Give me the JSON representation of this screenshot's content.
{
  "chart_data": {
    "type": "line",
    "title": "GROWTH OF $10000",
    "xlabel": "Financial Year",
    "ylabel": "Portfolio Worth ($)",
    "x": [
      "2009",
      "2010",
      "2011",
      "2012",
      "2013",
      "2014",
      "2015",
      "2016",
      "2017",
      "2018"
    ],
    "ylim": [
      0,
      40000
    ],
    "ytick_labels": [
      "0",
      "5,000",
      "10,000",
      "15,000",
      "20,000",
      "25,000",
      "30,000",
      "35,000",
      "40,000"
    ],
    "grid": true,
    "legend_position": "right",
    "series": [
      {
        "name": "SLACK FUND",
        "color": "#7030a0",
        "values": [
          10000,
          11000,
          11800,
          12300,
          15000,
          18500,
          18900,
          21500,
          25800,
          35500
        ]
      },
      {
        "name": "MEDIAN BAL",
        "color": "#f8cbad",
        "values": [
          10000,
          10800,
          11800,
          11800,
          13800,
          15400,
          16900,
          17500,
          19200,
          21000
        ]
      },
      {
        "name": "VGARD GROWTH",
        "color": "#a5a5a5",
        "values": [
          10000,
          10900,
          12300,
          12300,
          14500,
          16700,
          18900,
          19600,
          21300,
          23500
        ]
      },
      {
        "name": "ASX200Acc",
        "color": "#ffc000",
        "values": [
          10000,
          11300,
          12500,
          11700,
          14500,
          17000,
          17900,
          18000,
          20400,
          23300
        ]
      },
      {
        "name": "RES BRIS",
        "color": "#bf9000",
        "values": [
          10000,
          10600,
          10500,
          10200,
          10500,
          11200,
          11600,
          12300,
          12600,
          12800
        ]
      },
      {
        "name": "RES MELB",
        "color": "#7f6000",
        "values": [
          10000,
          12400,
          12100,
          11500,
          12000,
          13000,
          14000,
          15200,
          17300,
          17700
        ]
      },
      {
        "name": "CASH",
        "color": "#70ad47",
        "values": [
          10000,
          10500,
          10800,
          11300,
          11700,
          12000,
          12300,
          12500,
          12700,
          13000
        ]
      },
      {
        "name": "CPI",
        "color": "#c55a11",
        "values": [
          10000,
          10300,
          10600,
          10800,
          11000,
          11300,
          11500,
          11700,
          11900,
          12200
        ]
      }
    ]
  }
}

Aim of the exercise:
Scan the data for the word "name" and copy every line where it shows up.

Result of this exercise:
        "name": "SLACK FUND",
        "name": "MEDIAN BAL",
        "name": "VGARD GROWTH",
        "name": "ASX200Acc",
        "name": "RES BRIS",
        "name": "RES MELB",
        "name": "CASH",
        "name": "CPI",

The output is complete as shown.